EXERCISE BRIEF:
Present the following data again exactly as it is shown.
--------------------
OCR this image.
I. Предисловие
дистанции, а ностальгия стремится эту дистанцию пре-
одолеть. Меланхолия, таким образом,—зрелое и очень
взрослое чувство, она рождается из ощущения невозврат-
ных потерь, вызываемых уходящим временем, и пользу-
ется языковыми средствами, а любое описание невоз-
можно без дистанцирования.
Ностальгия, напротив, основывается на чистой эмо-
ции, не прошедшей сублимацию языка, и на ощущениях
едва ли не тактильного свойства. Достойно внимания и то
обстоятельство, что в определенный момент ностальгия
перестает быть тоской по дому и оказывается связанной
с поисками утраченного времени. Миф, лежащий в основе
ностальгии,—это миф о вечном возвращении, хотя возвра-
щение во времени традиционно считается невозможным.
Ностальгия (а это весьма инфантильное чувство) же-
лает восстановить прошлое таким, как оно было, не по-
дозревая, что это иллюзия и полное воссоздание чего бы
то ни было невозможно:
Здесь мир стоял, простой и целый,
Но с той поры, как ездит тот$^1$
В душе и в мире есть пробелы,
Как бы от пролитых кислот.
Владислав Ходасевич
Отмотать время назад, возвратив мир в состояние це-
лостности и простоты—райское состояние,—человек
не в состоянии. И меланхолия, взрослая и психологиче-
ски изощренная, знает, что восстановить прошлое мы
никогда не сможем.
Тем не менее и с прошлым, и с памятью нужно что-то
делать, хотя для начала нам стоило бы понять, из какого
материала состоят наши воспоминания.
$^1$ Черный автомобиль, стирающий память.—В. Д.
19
--------------------
SOLUTION TO THIS EXERCISE:
OCR this image.
I. Предисловие
дистанции, а ностальгия стремится эту дистанцию пре-
одолеть. Меланхолия, таким образом,—зрелое и очень
взрослое чувство, она рождается из ощущения невозврат-
ных потерь, вызываемых уходящим временем, и пользу-
ется языковыми средствами, а любое описание невоз-
можно без дистанцирования.
Ностальгия, напротив, основывается на чистой эмо-
ции, не прошедшей сублимацию языка, и на ощущениях
едва ли не тактильного свойства. Достойно внимания и то
обстоятельство, что в определенный момент ностальгия
перестает быть тоской по дому и оказывается связанной
с поисками утраченного времени. Миф, лежащий в основе
ностальгии,—это миф о вечном возвращении, хотя возвра-
щение во времени традиционно считается невозможным.
Ностальгия (а это весьма инфантильное чувство) же-
лает восстановить прошлое таким, как оно было, не по-
дозревая, что это иллюзия и полное воссоздание чего бы
то ни было невозможно:
Здесь мир стоял, простой и целый,
Но с той поры, как ездит тот$^1$
В душе и в мире есть пробелы,
Как бы от пролитых кислот.
Владислав Ходасевич
Отмотать время назад, возвратив мир в состояние це-
лостности и простоты—райское состояние,—человек
не в состоянии. И меланхолия, взрослая и психологиче-
ски изощренная, знает, что восстановить прошлое мы
никогда не сможем.
Тем не менее и с прошлым, и с памятью нужно что-то
делать, хотя для начала нам стоило бы понять, из какого
материала состоят наши воспоминания.
$^1$ Черный автомобиль, стирающий память.—В. Д.
19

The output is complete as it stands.